In the data below, find every line that has the string "National", and copy it.

[Begin]

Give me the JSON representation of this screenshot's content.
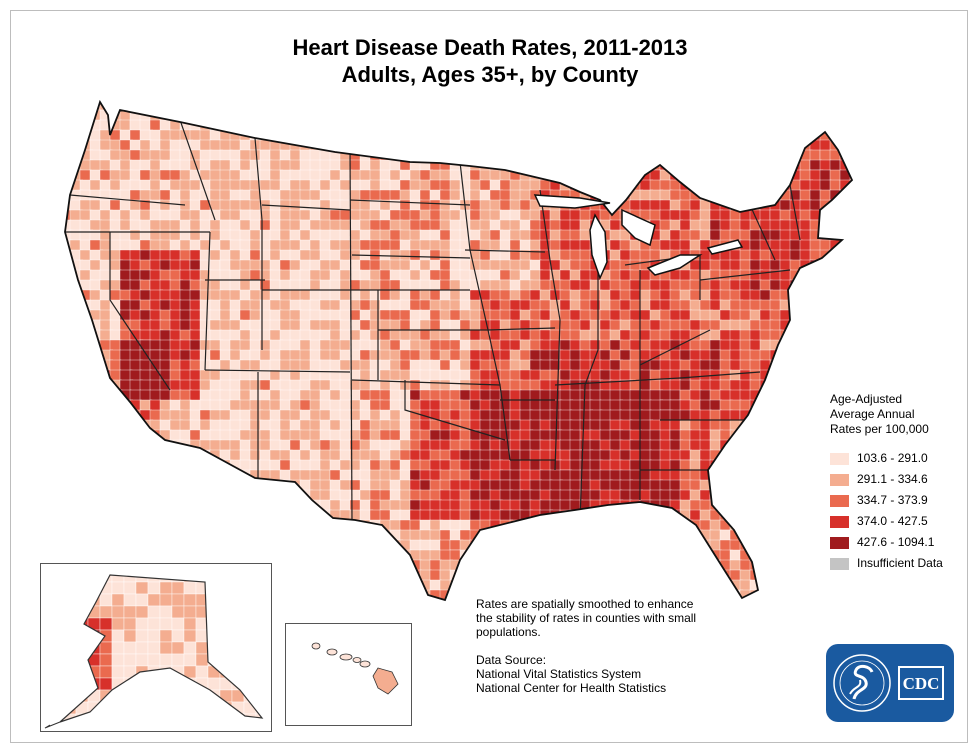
{
  "title": {
    "line1": "Heart Disease Death Rates, 2011-2013",
    "line2": "Adults, Ages 35+, by County"
  },
  "legend": {
    "heading_lines": [
      "Age-Adjusted",
      "Average Annual",
      "Rates per 100,000"
    ],
    "items": [
      {
        "label": "103.6 - 291.0",
        "color": "#fde3d8"
      },
      {
        "label": "291.1 - 334.6",
        "color": "#f4ad90"
      },
      {
        "label": "334.7 - 373.9",
        "color": "#ea6a4f"
      },
      {
        "label": "374.0 - 427.5",
        "color": "#d7302a"
      },
      {
        "label": "427.6 - 1094.1",
        "color": "#a01b1e"
      },
      {
        "label": "Insufficient Data",
        "color": "#c4c4c4"
      }
    ]
  },
  "note": {
    "lines": [
      "Rates are spatially smoothed to enhance",
      "the stability of rates in counties with small",
      "populations."
    ]
  },
  "source": {
    "lines": [
      "Data Source:",
      "National Vital Statistics System",
      "National Center for Health Statistics"
    ]
  },
  "logo": {
    "text": "CDC",
    "color": "#1a5aa0"
  },
  "regions": {
    "contiguous_us": "contiguous-united-states",
    "alaska": "alaska",
    "hawaii": "hawaii"
  }
}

[End]

__Worked solution__
      "National Vital Statistics System",
      "National Center for Health Statistics"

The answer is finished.